§ Input records:
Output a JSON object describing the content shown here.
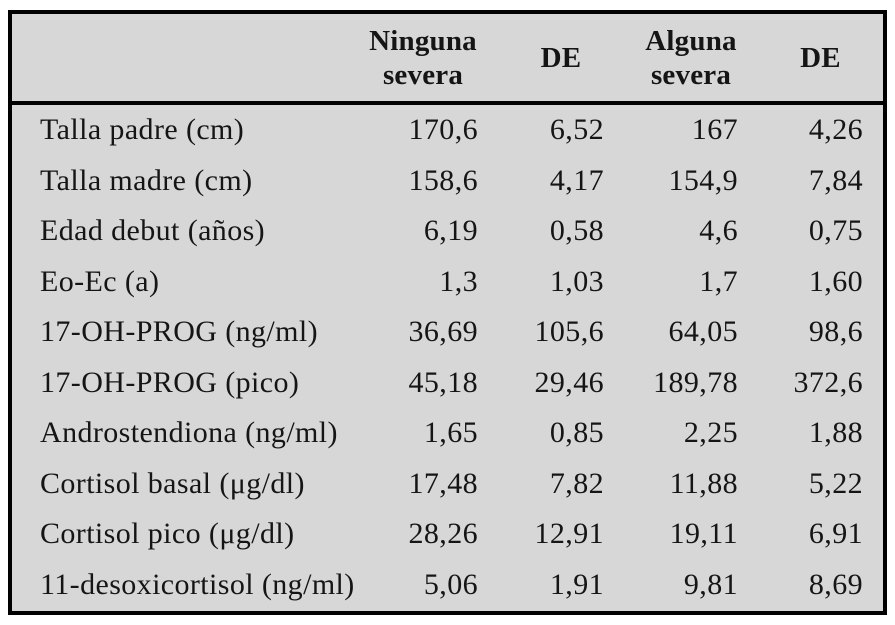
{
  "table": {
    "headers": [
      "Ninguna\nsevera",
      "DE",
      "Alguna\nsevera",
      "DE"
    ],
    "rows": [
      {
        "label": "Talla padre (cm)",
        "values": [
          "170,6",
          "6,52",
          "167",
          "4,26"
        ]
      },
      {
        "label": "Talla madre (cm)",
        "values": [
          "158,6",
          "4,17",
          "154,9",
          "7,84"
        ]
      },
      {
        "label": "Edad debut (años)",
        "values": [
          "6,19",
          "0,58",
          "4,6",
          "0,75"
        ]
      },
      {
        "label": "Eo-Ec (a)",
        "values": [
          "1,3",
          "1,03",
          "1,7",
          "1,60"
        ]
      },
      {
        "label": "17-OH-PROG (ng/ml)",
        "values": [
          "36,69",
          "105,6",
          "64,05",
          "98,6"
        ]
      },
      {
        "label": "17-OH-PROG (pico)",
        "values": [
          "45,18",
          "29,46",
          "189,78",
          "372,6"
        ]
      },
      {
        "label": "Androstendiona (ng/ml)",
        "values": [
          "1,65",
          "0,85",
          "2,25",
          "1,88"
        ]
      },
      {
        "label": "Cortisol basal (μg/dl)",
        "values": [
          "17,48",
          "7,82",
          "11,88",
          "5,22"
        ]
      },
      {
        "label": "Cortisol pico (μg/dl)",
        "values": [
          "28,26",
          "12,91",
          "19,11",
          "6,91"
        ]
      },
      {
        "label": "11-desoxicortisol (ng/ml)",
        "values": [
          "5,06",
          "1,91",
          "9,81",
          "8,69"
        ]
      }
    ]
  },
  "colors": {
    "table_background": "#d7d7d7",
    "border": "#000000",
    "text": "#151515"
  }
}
---
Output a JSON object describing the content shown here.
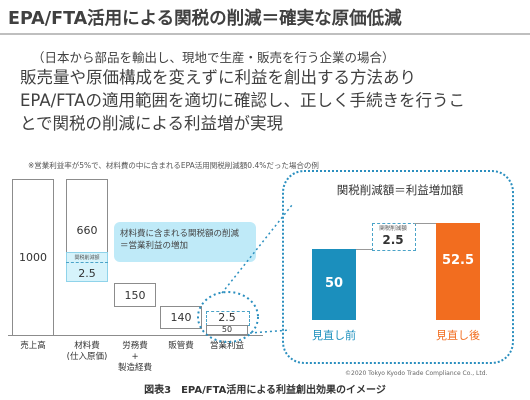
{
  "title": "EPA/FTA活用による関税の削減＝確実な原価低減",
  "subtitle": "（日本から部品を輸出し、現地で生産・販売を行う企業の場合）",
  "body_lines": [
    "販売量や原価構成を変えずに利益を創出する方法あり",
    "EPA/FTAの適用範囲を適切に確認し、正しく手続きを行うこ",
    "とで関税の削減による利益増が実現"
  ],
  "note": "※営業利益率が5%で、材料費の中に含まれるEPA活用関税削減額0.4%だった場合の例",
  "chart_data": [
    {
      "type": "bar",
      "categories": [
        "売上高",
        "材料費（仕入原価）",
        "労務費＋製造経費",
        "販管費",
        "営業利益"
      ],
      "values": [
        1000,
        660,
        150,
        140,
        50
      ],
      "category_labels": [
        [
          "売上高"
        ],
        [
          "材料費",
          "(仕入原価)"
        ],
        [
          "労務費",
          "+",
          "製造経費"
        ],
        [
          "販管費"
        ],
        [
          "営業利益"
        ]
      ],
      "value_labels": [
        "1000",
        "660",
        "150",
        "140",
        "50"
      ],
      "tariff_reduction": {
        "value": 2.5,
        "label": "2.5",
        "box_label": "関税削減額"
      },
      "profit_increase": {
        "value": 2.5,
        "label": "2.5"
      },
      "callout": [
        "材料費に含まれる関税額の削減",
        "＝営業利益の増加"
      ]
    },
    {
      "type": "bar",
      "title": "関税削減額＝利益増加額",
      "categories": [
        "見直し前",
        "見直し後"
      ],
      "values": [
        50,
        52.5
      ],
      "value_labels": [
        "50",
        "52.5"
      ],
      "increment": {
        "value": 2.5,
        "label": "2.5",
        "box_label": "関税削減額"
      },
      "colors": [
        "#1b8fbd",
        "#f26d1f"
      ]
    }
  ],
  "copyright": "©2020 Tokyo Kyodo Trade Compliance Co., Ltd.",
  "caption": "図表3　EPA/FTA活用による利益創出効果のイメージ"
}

§ To do:
Copy all the lines above that hold the string "PROG".

§ Result for this task:
        "label": "17-OH-PROG (ng/ml)",
        "label": "17-OH-PROG (pico)",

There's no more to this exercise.